[Extracted data entries]
○ ○ ○

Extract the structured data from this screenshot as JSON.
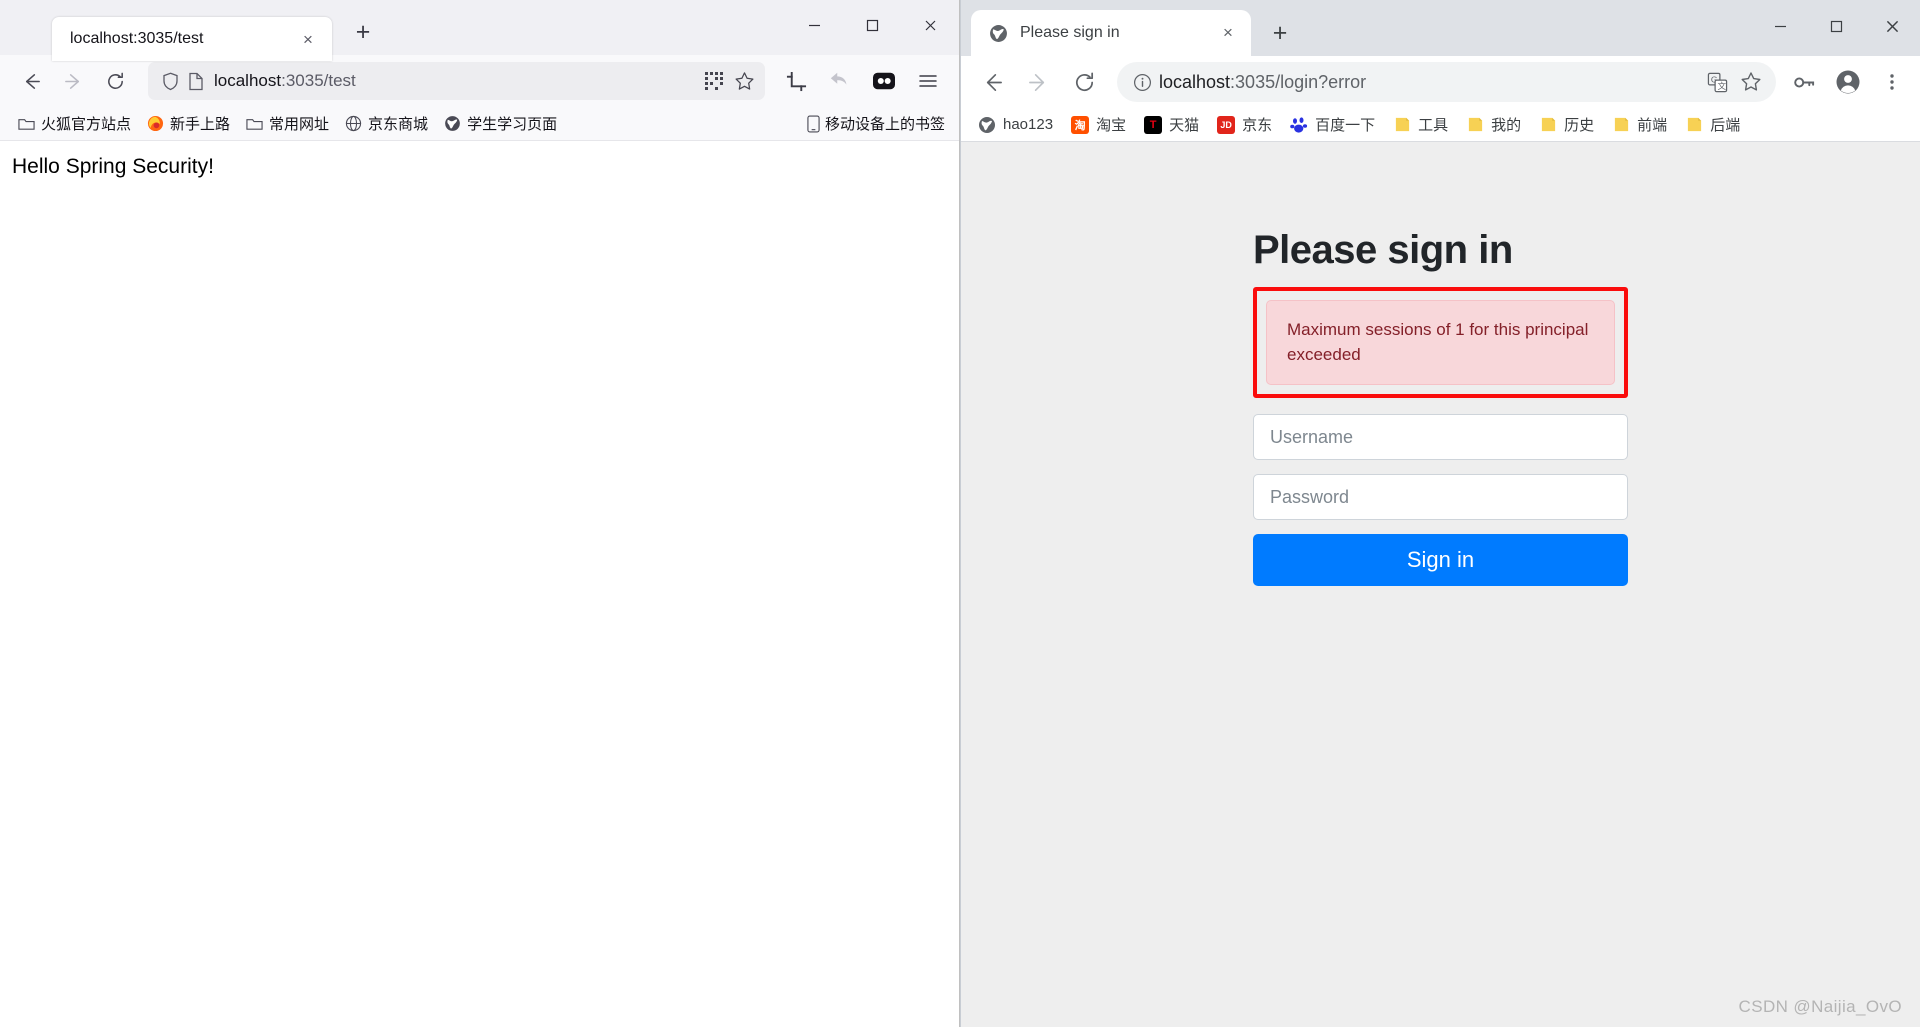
{
  "firefox": {
    "tab": {
      "title": "localhost:3035/test",
      "close_label": "×"
    },
    "new_tab_label": "+",
    "window_controls": {
      "minimize": "minimize-icon",
      "maximize": "maximize-icon",
      "close": "close-icon"
    },
    "nav": {
      "back": "back-arrow-icon",
      "forward": "forward-arrow-icon",
      "reload": "reload-icon"
    },
    "url": {
      "prefix": "localhost",
      "suffix": ":3035/test",
      "shield_icon": "shield-icon",
      "page_icon": "page-icon"
    },
    "url_actions": {
      "qr": "qr-code-icon",
      "bookmark": "star-icon"
    },
    "toolbar_icons": [
      "crop-icon",
      "undo-icon",
      "firefox-view-icon",
      "hamburger-menu-icon"
    ],
    "bookmarks": [
      {
        "label": "火狐官方站点",
        "icon": "folder-outline-icon"
      },
      {
        "label": "新手上路",
        "icon": "firefox-logo-icon"
      },
      {
        "label": "常用网址",
        "icon": "folder-outline-icon"
      },
      {
        "label": "京东商城",
        "icon": "globe-icon"
      },
      {
        "label": "学生学习页面",
        "icon": "globe-dark-icon"
      }
    ],
    "bookmarks_right": {
      "label": "移动设备上的书签",
      "icon": "mobile-icon"
    },
    "page": {
      "heading": "Hello Spring Security!"
    }
  },
  "chrome": {
    "tab": {
      "title": "Please sign in",
      "favicon": "globe-icon",
      "close_label": "×"
    },
    "new_tab_label": "+",
    "window_controls": {
      "minimize": "minimize-icon",
      "maximize": "maximize-icon",
      "close": "close-icon"
    },
    "nav": {
      "back": "back-arrow-icon",
      "forward": "forward-arrow-icon",
      "reload": "reload-icon"
    },
    "url": {
      "prefix": "localhost",
      "suffix": ":3035/login?error",
      "info_icon": "info-circle-icon"
    },
    "url_actions": {
      "translate": "translate-icon",
      "bookmark": "star-icon"
    },
    "toolbar_icons": [
      "key-icon",
      "profile-avatar-icon",
      "three-dot-menu-icon"
    ],
    "bookmarks": [
      {
        "label": "hao123",
        "icon": "globe-icon",
        "color": "#5f6368",
        "text": ""
      },
      {
        "label": "淘宝",
        "icon": "taobao-icon",
        "color": "#ff5000",
        "text": "淘"
      },
      {
        "label": "天猫",
        "icon": "tmall-icon",
        "color": "#000000",
        "text": "T"
      },
      {
        "label": "京东",
        "icon": "jd-icon",
        "color": "#e1251b",
        "text": "JD"
      },
      {
        "label": "百度一下",
        "icon": "baidu-icon",
        "color": "#2932e1",
        "text": "百"
      },
      {
        "label": "工具",
        "icon": "folder-icon",
        "color": "#f7d154",
        "text": ""
      },
      {
        "label": "我的",
        "icon": "folder-icon",
        "color": "#f7d154",
        "text": ""
      },
      {
        "label": "历史",
        "icon": "folder-icon",
        "color": "#f7d154",
        "text": ""
      },
      {
        "label": "前端",
        "icon": "folder-icon",
        "color": "#f7d154",
        "text": ""
      },
      {
        "label": "后端",
        "icon": "folder-icon",
        "color": "#f7d154",
        "text": ""
      }
    ],
    "login": {
      "title": "Please sign in",
      "alert_message": "Maximum sessions of 1 for this principal exceeded",
      "alert_border_color": "#fa0c0c",
      "alert_bg_color": "#f8d7da",
      "alert_text_color": "#842029",
      "username_placeholder": "Username",
      "username_value": "",
      "password_placeholder": "Password",
      "password_value": "",
      "submit_label": "Sign in",
      "submit_color": "#007bff"
    }
  },
  "watermark": {
    "text": "CSDN @Naijia_OvO"
  }
}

○ ○ ○

**TASK TO COMPLETE**
Copy each line of the preceding data that contains the string "suffix".

**SOLUTION TO THE EXERCISE**
      "suffix": ":3035/test",
      "suffix": ":3035/login?error",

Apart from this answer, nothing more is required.